* _Aim_
Will you write out, word for word, every line from the one with "OCR this image." to the final line of the data below, with the pictures left out?

* _Supplied data_
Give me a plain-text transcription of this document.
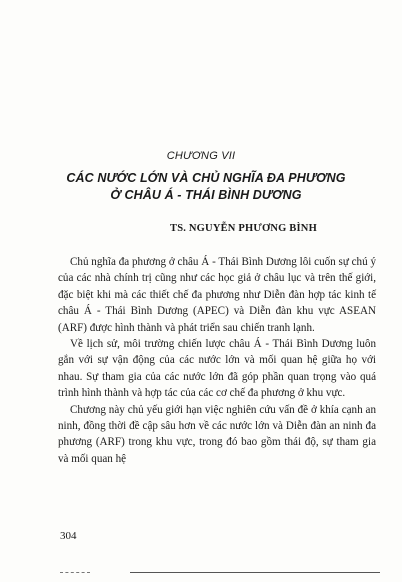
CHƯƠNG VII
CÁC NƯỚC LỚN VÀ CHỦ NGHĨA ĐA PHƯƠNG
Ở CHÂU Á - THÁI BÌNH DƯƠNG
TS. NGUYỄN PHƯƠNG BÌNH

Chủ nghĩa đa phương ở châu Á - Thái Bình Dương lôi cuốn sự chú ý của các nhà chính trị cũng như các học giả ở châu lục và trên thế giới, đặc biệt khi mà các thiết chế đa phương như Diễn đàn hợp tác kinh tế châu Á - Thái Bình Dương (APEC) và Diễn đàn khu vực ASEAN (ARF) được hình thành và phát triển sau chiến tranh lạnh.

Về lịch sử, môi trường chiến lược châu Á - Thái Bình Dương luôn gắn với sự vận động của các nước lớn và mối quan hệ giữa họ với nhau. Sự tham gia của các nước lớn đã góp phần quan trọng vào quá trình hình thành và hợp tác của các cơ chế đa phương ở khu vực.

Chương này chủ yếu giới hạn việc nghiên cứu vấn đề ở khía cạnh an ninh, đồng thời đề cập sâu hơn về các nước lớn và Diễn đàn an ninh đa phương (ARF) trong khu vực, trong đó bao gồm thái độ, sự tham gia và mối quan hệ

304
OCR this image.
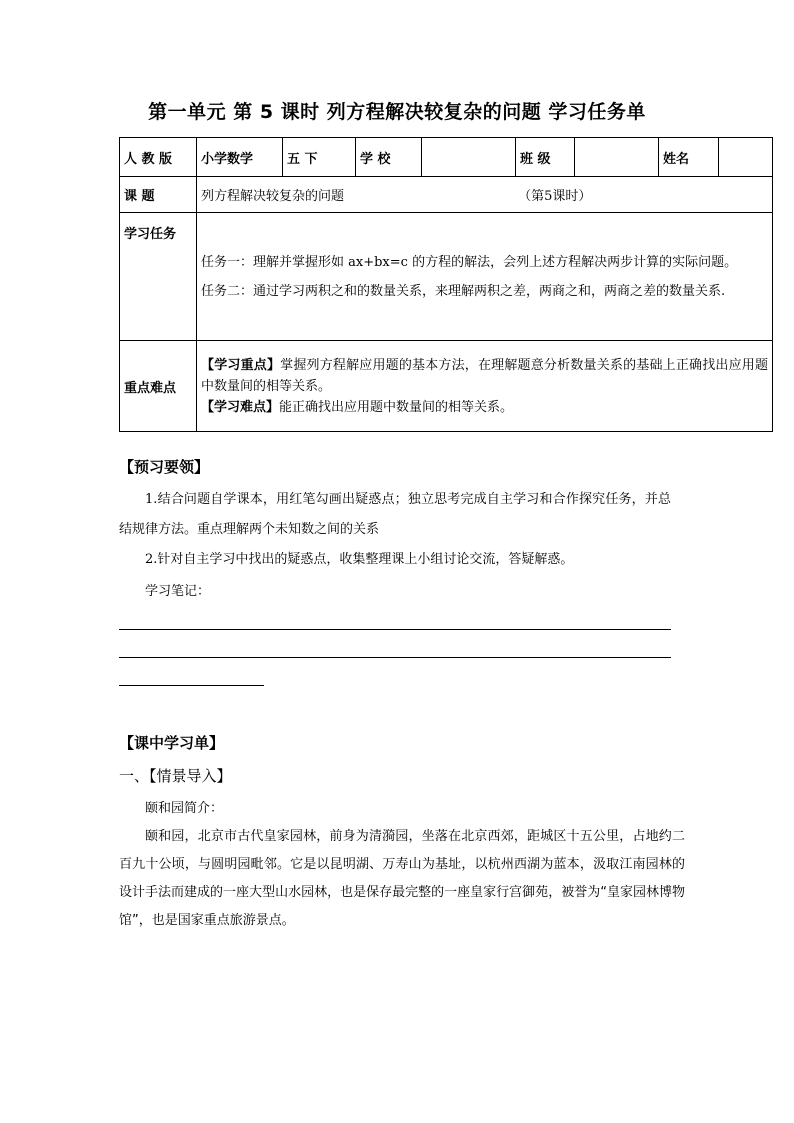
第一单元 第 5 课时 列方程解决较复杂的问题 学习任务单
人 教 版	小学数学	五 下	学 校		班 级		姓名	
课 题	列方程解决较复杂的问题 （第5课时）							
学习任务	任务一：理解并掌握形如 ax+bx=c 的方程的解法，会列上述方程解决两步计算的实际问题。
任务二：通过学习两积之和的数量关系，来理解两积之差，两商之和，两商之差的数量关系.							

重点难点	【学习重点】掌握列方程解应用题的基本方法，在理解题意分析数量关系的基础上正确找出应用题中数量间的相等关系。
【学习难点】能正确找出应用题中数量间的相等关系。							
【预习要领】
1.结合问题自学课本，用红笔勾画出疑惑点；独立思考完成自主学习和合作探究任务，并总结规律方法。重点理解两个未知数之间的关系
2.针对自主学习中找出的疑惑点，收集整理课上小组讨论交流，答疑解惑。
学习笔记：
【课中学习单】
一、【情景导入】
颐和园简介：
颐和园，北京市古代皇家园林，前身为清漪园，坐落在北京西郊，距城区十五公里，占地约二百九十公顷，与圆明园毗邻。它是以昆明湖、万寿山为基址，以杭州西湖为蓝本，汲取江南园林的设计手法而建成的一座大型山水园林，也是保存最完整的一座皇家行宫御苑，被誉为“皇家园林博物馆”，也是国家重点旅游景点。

* _The reply_
OCR this image.
第一单元 第 5 课时 列方程解决较复杂的问题 学习任务单
人 教 版	小学数学	五 下	学 校		班 级		姓名	
课 题	列方程解决较复杂的问题 （第5课时）							
学习任务	任务一：理解并掌握形如 ax+bx=c 的方程的解法，会列上述方程解决两步计算的实际问题。
任务二：通过学习两积之和的数量关系，来理解两积之差，两商之和，两商之差的数量关系.							

重点难点	【学习重点】掌握列方程解应用题的基本方法，在理解题意分析数量关系的基础上正确找出应用题中数量间的相等关系。
【学习难点】能正确找出应用题中数量间的相等关系。							
【预习要领】
1.结合问题自学课本，用红笔勾画出疑惑点；独立思考完成自主学习和合作探究任务，并总结规律方法。重点理解两个未知数之间的关系
2.针对自主学习中找出的疑惑点，收集整理课上小组讨论交流，答疑解惑。
学习笔记：
【课中学习单】
一、【情景导入】
颐和园简介：
颐和园，北京市古代皇家园林，前身为清漪园，坐落在北京西郊，距城区十五公里，占地约二百九十公顷，与圆明园毗邻。它是以昆明湖、万寿山为基址，以杭州西湖为蓝本，汲取江南园林的设计手法而建成的一座大型山水园林，也是保存最完整的一座皇家行宫御苑，被誉为“皇家园林博物馆”，也是国家重点旅游景点。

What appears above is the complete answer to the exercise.